Pull every line with the word "latach" out of the entries below.

-- START OF Records for the exercise --

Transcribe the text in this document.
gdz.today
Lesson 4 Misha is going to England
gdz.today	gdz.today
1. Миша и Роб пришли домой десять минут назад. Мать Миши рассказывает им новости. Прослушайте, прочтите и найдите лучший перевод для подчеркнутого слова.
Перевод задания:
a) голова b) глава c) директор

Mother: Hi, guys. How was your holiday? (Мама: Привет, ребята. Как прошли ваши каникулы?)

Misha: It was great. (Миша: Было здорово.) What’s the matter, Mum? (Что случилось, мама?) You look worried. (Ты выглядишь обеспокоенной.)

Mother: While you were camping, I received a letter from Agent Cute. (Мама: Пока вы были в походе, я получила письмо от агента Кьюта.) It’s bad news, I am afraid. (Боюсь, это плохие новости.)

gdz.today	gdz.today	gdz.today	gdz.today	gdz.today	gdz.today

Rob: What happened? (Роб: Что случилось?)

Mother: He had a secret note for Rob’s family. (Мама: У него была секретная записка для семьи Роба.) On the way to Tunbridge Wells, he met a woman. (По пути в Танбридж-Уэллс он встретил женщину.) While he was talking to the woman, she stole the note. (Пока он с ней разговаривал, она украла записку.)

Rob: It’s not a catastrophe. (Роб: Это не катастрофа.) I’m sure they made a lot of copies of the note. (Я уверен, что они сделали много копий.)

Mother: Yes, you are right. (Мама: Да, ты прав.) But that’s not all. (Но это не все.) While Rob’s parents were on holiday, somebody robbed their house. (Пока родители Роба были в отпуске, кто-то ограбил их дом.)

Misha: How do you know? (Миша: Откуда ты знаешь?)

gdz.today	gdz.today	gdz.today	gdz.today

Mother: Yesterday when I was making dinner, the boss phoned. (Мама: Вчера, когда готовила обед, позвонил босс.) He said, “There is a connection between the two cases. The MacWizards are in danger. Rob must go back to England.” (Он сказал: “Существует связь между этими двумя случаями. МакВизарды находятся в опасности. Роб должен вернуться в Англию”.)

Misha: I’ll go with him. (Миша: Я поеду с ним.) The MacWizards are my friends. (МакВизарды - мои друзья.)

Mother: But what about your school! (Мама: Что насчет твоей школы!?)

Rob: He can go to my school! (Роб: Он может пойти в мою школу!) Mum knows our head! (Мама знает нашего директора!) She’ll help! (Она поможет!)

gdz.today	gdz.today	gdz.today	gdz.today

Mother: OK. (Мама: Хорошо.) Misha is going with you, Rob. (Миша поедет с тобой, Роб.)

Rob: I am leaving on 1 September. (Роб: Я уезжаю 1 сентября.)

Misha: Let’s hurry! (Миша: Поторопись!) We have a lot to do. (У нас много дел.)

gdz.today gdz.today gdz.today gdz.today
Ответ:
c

-- END OF Records for the exercise --
-- START OF Records for the exercise --

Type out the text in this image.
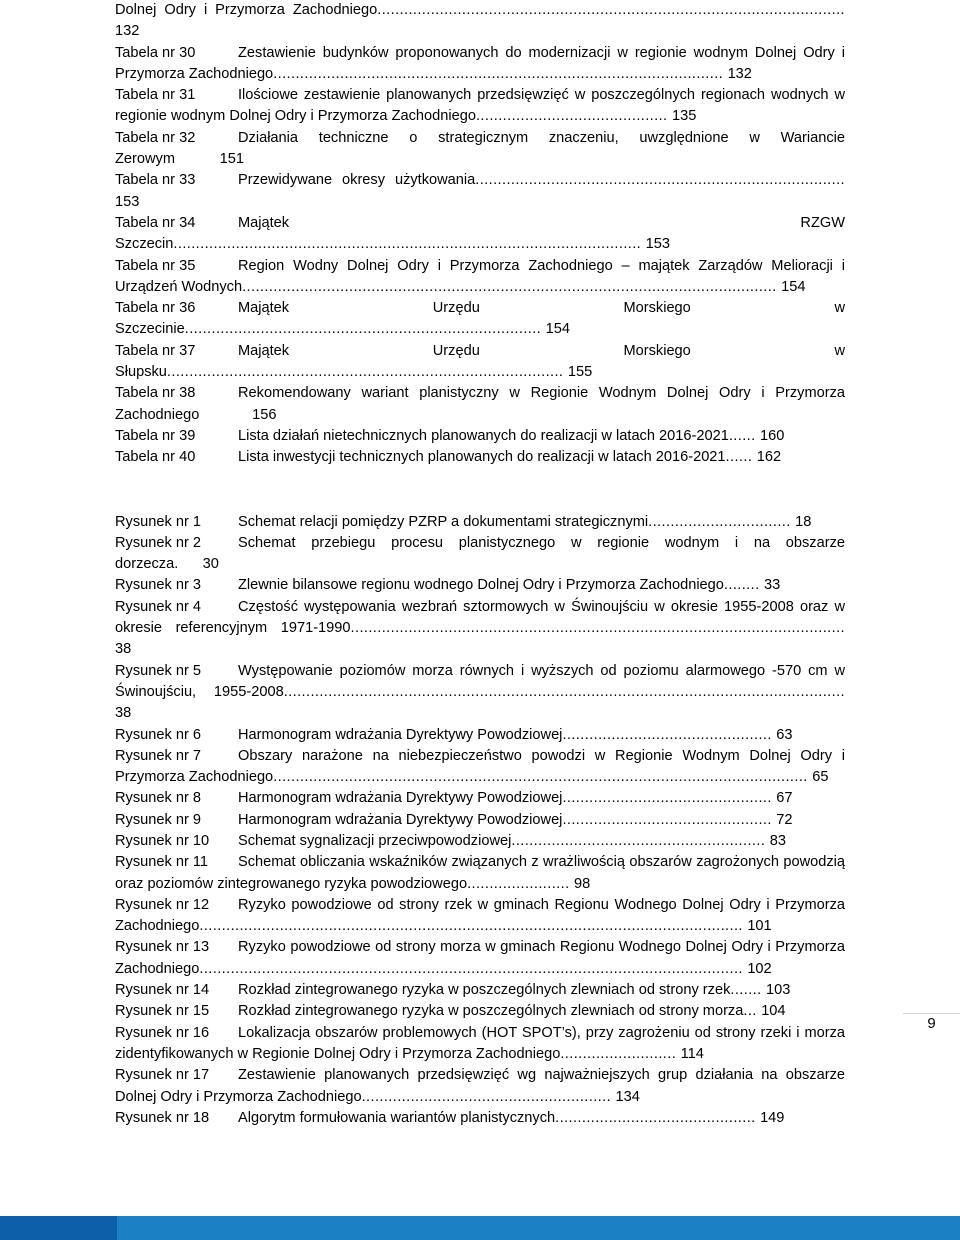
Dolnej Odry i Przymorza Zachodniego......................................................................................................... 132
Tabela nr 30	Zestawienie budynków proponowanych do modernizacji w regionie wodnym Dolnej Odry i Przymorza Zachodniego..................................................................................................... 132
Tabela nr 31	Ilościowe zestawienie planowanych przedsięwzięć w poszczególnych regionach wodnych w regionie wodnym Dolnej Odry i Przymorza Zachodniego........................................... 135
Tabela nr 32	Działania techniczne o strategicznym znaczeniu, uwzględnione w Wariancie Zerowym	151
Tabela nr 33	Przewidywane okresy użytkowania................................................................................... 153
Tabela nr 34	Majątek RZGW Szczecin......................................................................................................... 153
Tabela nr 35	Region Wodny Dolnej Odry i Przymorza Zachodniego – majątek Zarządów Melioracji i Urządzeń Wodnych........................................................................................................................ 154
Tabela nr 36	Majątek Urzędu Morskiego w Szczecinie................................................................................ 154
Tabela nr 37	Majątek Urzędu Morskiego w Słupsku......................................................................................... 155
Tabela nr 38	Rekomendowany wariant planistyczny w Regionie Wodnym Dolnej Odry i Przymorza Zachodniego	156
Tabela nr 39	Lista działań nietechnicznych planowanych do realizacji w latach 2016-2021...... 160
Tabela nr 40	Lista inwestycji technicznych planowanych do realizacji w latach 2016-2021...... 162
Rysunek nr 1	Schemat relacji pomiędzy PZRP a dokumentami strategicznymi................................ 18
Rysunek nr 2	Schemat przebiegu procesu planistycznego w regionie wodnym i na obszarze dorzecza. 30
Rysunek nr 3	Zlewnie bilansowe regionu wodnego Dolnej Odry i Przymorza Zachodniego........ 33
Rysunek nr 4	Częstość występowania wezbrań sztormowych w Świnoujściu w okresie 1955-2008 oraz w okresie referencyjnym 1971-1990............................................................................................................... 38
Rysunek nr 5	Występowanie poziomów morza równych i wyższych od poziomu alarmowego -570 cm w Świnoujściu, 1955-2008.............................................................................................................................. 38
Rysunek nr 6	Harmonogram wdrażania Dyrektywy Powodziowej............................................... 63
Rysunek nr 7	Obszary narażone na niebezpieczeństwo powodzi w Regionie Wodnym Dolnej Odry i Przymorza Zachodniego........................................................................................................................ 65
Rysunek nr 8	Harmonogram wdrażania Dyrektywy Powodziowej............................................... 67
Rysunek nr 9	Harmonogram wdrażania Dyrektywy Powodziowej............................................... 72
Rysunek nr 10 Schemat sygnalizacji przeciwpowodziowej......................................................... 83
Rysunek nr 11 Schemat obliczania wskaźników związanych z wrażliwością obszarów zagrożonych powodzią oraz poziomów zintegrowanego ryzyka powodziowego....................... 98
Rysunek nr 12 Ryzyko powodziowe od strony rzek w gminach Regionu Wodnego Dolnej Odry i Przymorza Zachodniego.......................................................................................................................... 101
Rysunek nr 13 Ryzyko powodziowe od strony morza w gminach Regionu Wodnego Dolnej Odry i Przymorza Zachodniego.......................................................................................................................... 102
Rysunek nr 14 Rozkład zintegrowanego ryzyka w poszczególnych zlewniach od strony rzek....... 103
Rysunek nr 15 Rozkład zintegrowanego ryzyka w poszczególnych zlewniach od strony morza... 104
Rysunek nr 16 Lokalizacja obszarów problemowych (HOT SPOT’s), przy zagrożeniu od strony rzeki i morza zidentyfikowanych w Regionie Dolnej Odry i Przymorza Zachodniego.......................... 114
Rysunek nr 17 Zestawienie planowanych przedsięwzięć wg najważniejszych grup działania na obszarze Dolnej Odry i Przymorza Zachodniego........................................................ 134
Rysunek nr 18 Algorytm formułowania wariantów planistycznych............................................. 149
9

-- END OF Records for the exercise --

__Answer to this exercise__.
Tabela nr 39	Lista działań nietechnicznych planowanych do realizacji w latach 2016-2021...... 160
Tabela nr 40	Lista inwestycji technicznych planowanych do realizacji w latach 2016-2021...... 162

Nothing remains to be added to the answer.